**EXERCISE PROMPT:** Within the records that follow, find every line containing the string "xlabel". Copy those lines.

------------------------------

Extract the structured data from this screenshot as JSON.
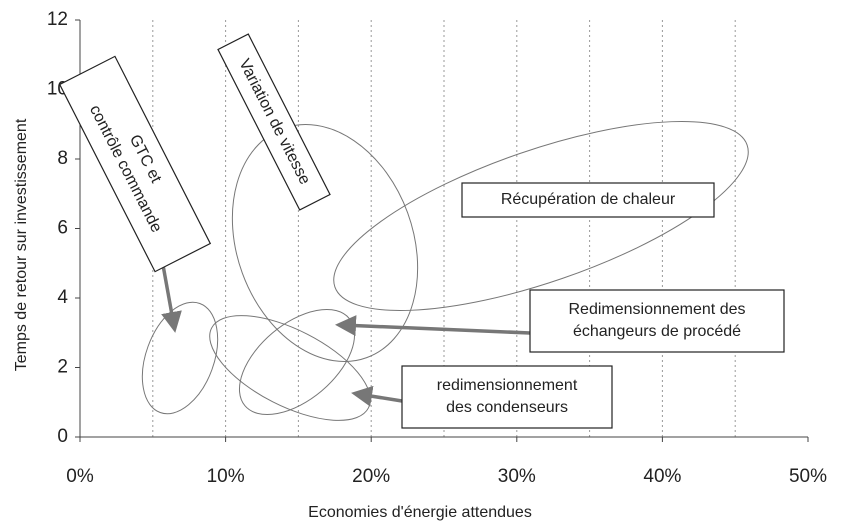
{
  "chart_data": {
    "type": "region",
    "xlabel": "Economies d'énergie attendues",
    "ylabel": "Temps de retour sur investissement",
    "xlim": [
      0,
      50
    ],
    "ylim": [
      0,
      12
    ],
    "xticks": [
      {
        "value": 0,
        "label": "0%"
      },
      {
        "value": 10,
        "label": "10%"
      },
      {
        "value": 20,
        "label": "20%"
      },
      {
        "value": 30,
        "label": "30%"
      },
      {
        "value": 40,
        "label": "40%"
      },
      {
        "value": 50,
        "label": "50%"
      }
    ],
    "yticks": [
      0,
      2,
      4,
      6,
      8,
      10,
      12
    ],
    "xgrid": [
      5,
      10,
      15,
      20,
      25,
      30,
      35,
      40,
      45
    ],
    "annotations": [
      {
        "lines": [
          "GTC et",
          "contrôle commande"
        ]
      },
      {
        "lines": [
          "Variation de vitesse"
        ]
      },
      {
        "lines": [
          "Récupération de chaleur"
        ]
      },
      {
        "lines": [
          "Redimensionnement des",
          "échangeurs de procédé"
        ]
      },
      {
        "lines": [
          "redimensionnement",
          "des condenseurs"
        ]
      }
    ]
  }
}
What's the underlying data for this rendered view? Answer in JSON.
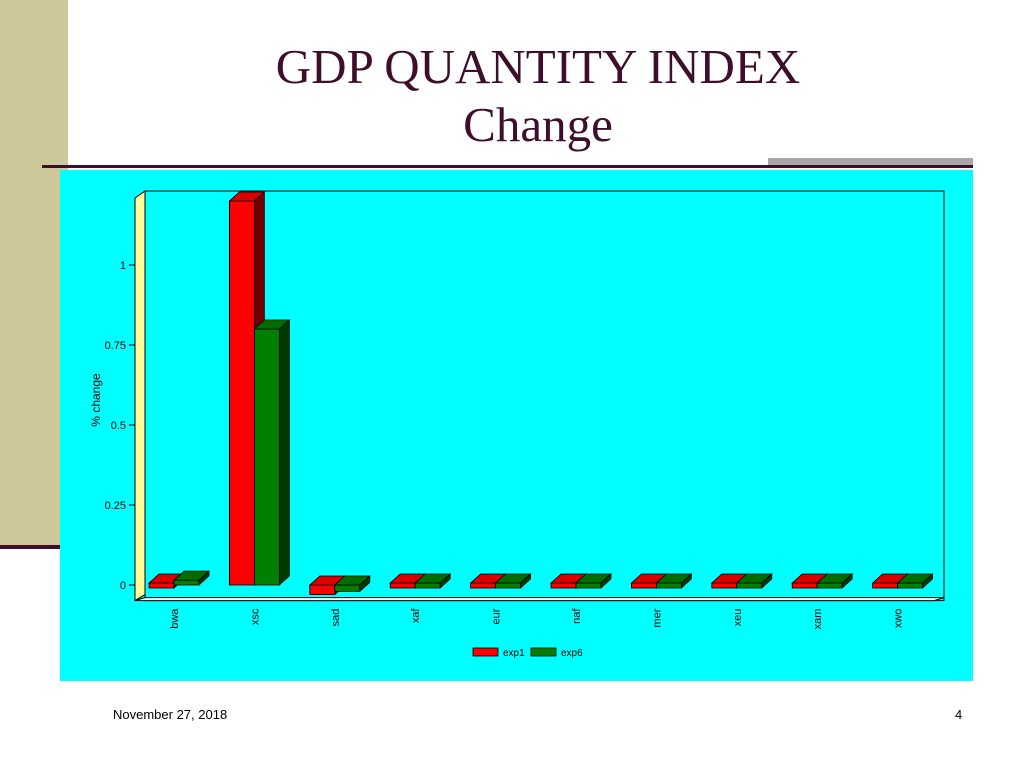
{
  "slide": {
    "title_line1": "GDP QUANTITY INDEX",
    "title_line2": "Change",
    "footer_date": "November 27, 2018",
    "page_number": "4"
  },
  "colors": {
    "panel_bg": "#00ffff",
    "wall_left": "#ffff99",
    "exp1": "#ff0000",
    "exp6": "#008000",
    "title": "#3d0f2a",
    "sidebar": "#cdc89a"
  },
  "chart_data": {
    "type": "bar",
    "title": "",
    "xlabel": "",
    "ylabel": "% change",
    "categories": [
      "bwa",
      "xsc",
      "sad",
      "xaf",
      "eur",
      "naf",
      "mer",
      "xeu",
      "xam",
      "xwo"
    ],
    "series": [
      {
        "name": "exp1",
        "values": [
          0.01,
          1.2,
          -0.03,
          -0.005,
          0.005,
          0.0,
          0.0,
          0.0,
          0.0,
          0.0
        ]
      },
      {
        "name": "exp6",
        "values": [
          0.015,
          0.8,
          -0.02,
          -0.004,
          0.004,
          0.0,
          0.0,
          0.0,
          0.0,
          0.0
        ]
      }
    ],
    "yticks": [
      0,
      0.25,
      0.5,
      0.75,
      1
    ],
    "ytick_labels": [
      "0",
      "0.25",
      "0.5",
      "0.75",
      "1"
    ],
    "ylim": [
      -0.03,
      1.2
    ],
    "grid": false,
    "legend_position": "bottom-center",
    "three_d": true
  }
}
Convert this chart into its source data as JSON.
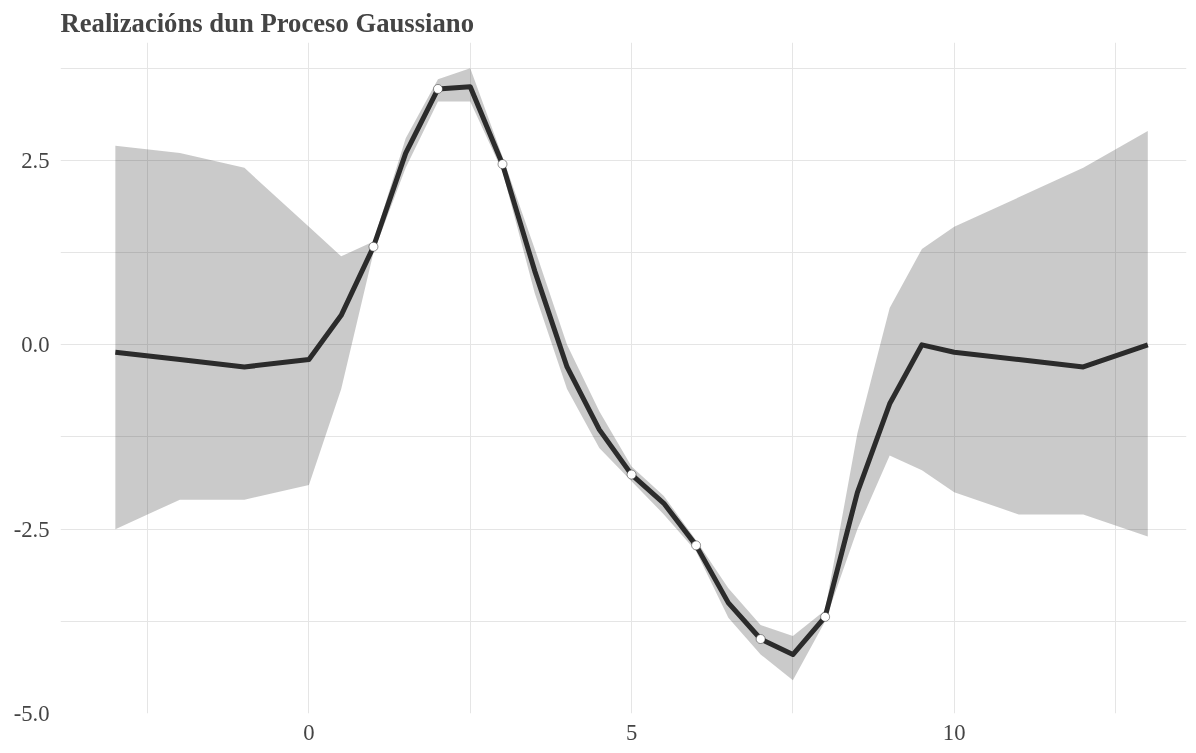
{
  "chart_data": {
    "type": "line",
    "title": "Realizacións dun Proceso Gaussiano",
    "xlim": [
      -3.85,
      13.6
    ],
    "ylim": [
      -5.0,
      4.1
    ],
    "xticks": [
      {
        "value": -2.5,
        "label": null
      },
      0,
      {
        "value": 2.5,
        "label": null
      },
      5,
      {
        "value": 7.5,
        "label": null
      },
      10,
      {
        "value": 12.5,
        "label": null
      }
    ],
    "yticks": [
      "-5.0",
      {
        "value": -3.75,
        "label": null
      },
      {
        "value": -2.5,
        "label": "-2.5"
      },
      {
        "value": -1.25,
        "label": null
      },
      {
        "value": 0,
        "label": "0.0"
      },
      {
        "value": 1.25,
        "label": null
      },
      {
        "value": 2.5,
        "label": "2.5"
      },
      {
        "value": 3.75,
        "label": null
      }
    ],
    "grid": true,
    "series": [
      {
        "color": "#2b2b2b",
        "line_style": "solid",
        "marker": "none",
        "x": [
          -3,
          -2,
          -1,
          0,
          0.5,
          1,
          1.5,
          2,
          2.5,
          3,
          3.5,
          4,
          4.5,
          5,
          5.5,
          6,
          6.5,
          7,
          7.5,
          8,
          8.5,
          9,
          9.5,
          10,
          11,
          12,
          13
        ],
        "values": [
          -0.1,
          -0.2,
          -0.3,
          -0.2,
          0.4,
          1.33,
          2.6,
          3.47,
          3.5,
          2.45,
          1.0,
          -0.3,
          -1.15,
          -1.76,
          -2.15,
          -2.72,
          -3.5,
          -3.99,
          -4.2,
          -3.69,
          -2.0,
          -0.8,
          0.0,
          -0.1,
          -0.2,
          -0.3,
          0.0
        ],
        "lower": [
          -2.5,
          -2.1,
          -2.1,
          -1.9,
          -0.6,
          1.25,
          2.4,
          3.3,
          3.3,
          2.35,
          0.7,
          -0.6,
          -1.4,
          -1.85,
          -2.3,
          -2.8,
          -3.7,
          -4.2,
          -4.55,
          -3.75,
          -2.5,
          -1.5,
          -1.7,
          -2.0,
          -2.3,
          -2.3,
          -2.6
        ],
        "upper": [
          2.7,
          2.6,
          2.4,
          1.6,
          1.2,
          1.4,
          2.8,
          3.6,
          3.75,
          2.55,
          1.3,
          0.0,
          -0.9,
          -1.65,
          -2.05,
          -2.65,
          -3.3,
          -3.8,
          -3.95,
          -3.6,
          -1.2,
          0.5,
          1.3,
          1.6,
          2.0,
          2.4,
          2.9
        ]
      },
      {
        "type": "scatter",
        "color": "#ffffff",
        "marker": "circle",
        "x": [
          1,
          2,
          3,
          5,
          6,
          7,
          8
        ],
        "values": [
          1.33,
          3.47,
          2.45,
          -1.76,
          -2.72,
          -3.99,
          -3.69
        ]
      }
    ]
  }
}
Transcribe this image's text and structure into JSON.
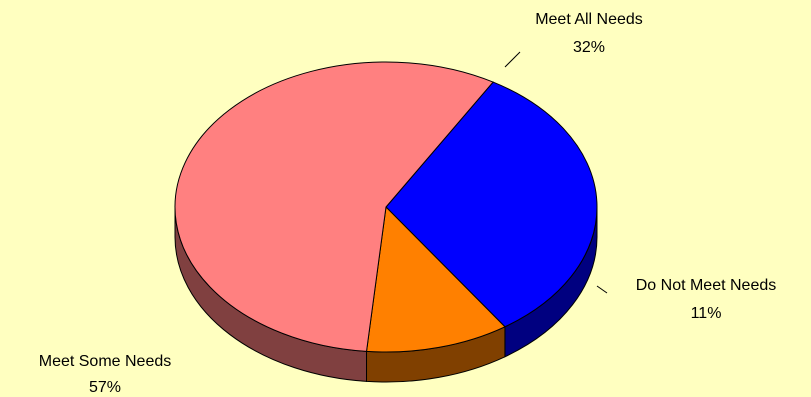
{
  "chart_data": {
    "type": "pie",
    "title": "",
    "background": "#FFFFC0",
    "slices": [
      {
        "label": "Meet All Needs",
        "value": 32,
        "percent_label": "32%",
        "color": "#0000FF"
      },
      {
        "label": "Do Not Meet Needs",
        "value": 11,
        "percent_label": "11%",
        "color": "#FF8000"
      },
      {
        "label": "Meet Some Needs",
        "value": 57,
        "percent_label": "57%",
        "color": "#FF8080"
      }
    ],
    "style": "3d"
  }
}
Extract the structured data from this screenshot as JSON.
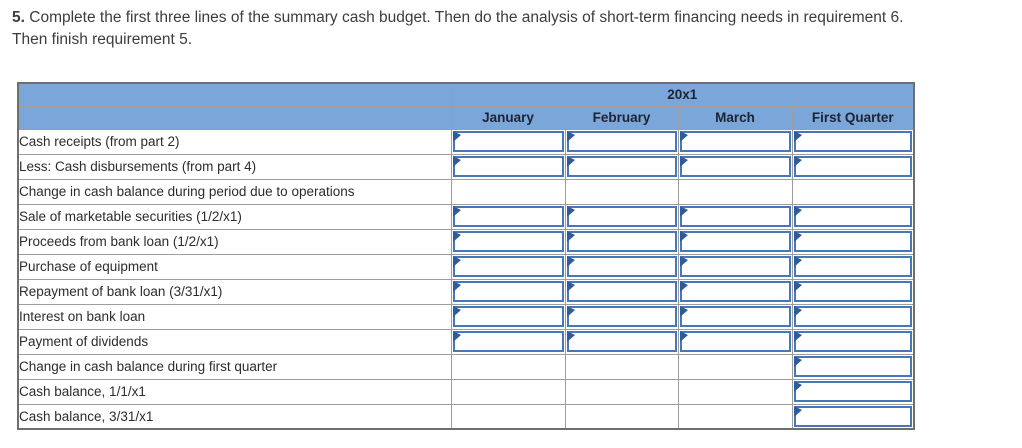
{
  "instruction": {
    "number": "5.",
    "line1": "Complete the first three lines of the summary cash budget. Then do the analysis of short-term financing needs in requirement 6.",
    "line2": "Then finish requirement 5."
  },
  "table": {
    "year_header": "20x1",
    "columns": [
      "January",
      "February",
      "March",
      "First Quarter"
    ],
    "rows": [
      {
        "label": "Cash receipts (from part 2)",
        "input_columns": [
          0,
          1,
          2,
          3
        ],
        "underline_columns": []
      },
      {
        "label": "Less: Cash disbursements (from part 4)",
        "input_columns": [
          0,
          1,
          2,
          3
        ],
        "underline_columns": [
          0,
          1,
          2,
          3
        ]
      },
      {
        "label": "Change in cash balance during period due to operations",
        "input_columns": [],
        "underline_columns": []
      },
      {
        "label": "Sale of marketable securities (1/2/x1)",
        "input_columns": [
          0,
          1,
          2,
          3
        ],
        "underline_columns": []
      },
      {
        "label": "Proceeds from bank loan (1/2/x1)",
        "input_columns": [
          0,
          1,
          2,
          3
        ],
        "underline_columns": []
      },
      {
        "label": "Purchase of equipment",
        "input_columns": [
          0,
          1,
          2,
          3
        ],
        "underline_columns": []
      },
      {
        "label": "Repayment of bank loan (3/31/x1)",
        "input_columns": [
          0,
          1,
          2,
          3
        ],
        "underline_columns": []
      },
      {
        "label": "Interest on bank loan",
        "input_columns": [
          0,
          1,
          2,
          3
        ],
        "underline_columns": []
      },
      {
        "label": "Payment of dividends",
        "input_columns": [
          0,
          1,
          2,
          3
        ],
        "underline_columns": [
          3
        ]
      },
      {
        "label": "Change in cash balance during first quarter",
        "input_columns": [
          3
        ],
        "underline_columns": []
      },
      {
        "label": "Cash balance, 1/1/x1",
        "input_columns": [
          3
        ],
        "underline_columns": [
          3
        ]
      },
      {
        "label": "Cash balance, 3/31/x1",
        "input_columns": [
          3
        ],
        "underline_columns": []
      }
    ],
    "cell_values": {
      "note": "all answer boxes are empty"
    }
  },
  "colors": {
    "header_blue": "#7ba6da",
    "header_text": "#1c2433",
    "grid_gray": "#9d9d9d",
    "outer_gray": "#6f6f6f",
    "input_border_blue": "#4678b9",
    "marker_blue": "#2f5b9d",
    "total_line_dark": "#0e1626",
    "label_text": "#2c2c2c",
    "instruction_text": "#3d3d3d"
  }
}
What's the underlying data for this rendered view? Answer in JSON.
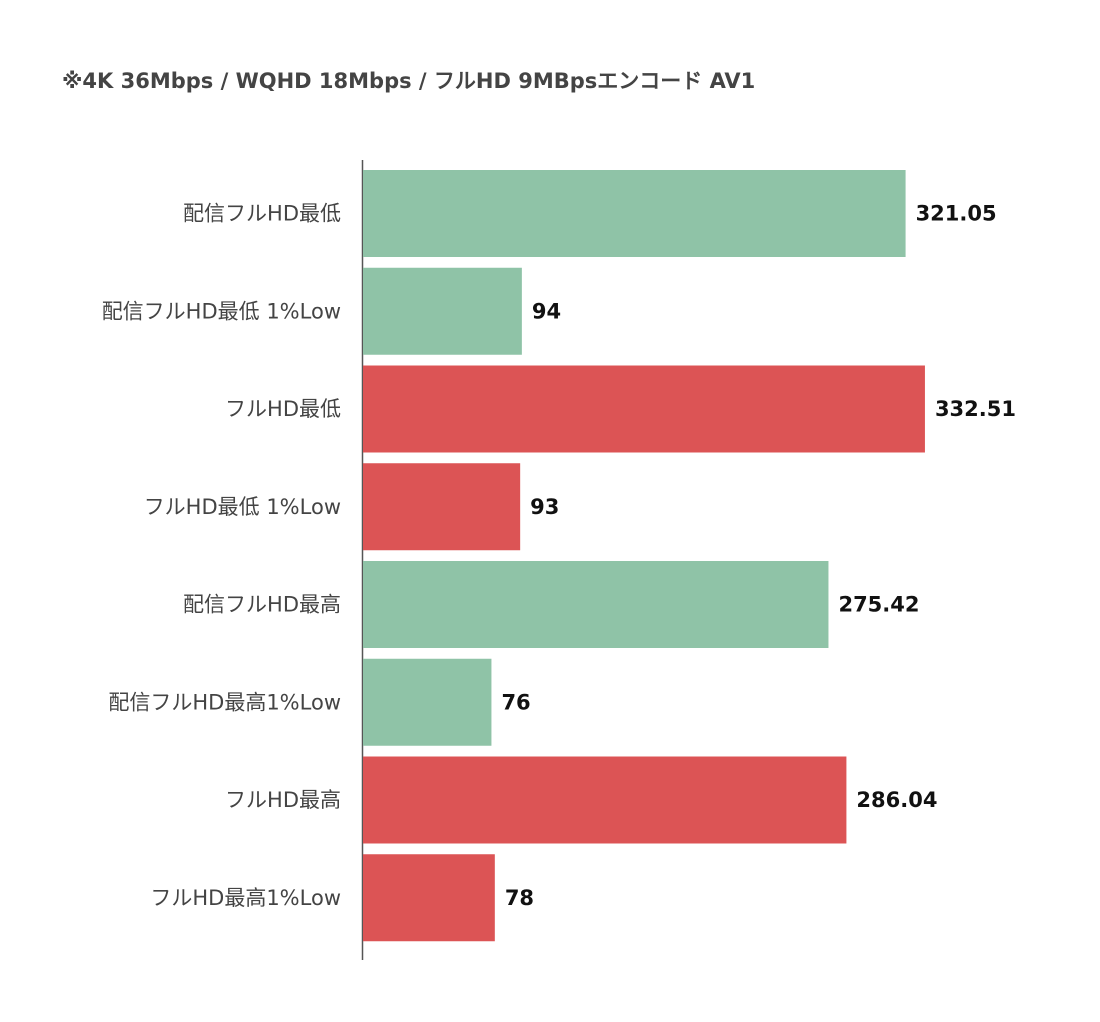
{
  "chart_data": {
    "type": "bar",
    "orientation": "horizontal",
    "title": "※4K 36Mbps / WQHD 18Mbps  / フルHD 9MBpsエンコード AV1",
    "categories": [
      "配信フルHD最低",
      "配信フルHD最低 1%Low",
      "フルHD最低",
      "フルHD最低 1%Low",
      "配信フルHD最高",
      "配信フルHD最高1%Low",
      "フルHD最高",
      "フルHD最高1%Low"
    ],
    "values": [
      321.05,
      94,
      332.51,
      93,
      275.42,
      76,
      286.04,
      78
    ],
    "colors": [
      "#8fc3a7",
      "#8fc3a7",
      "#dc5455",
      "#dc5455",
      "#8fc3a7",
      "#8fc3a7",
      "#dc5455",
      "#dc5455"
    ]
  }
}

------------------------------

**WRITTEN ANSWER:**
    "xlabel": "Economies d'énergie attendues",
    "xlabel": "",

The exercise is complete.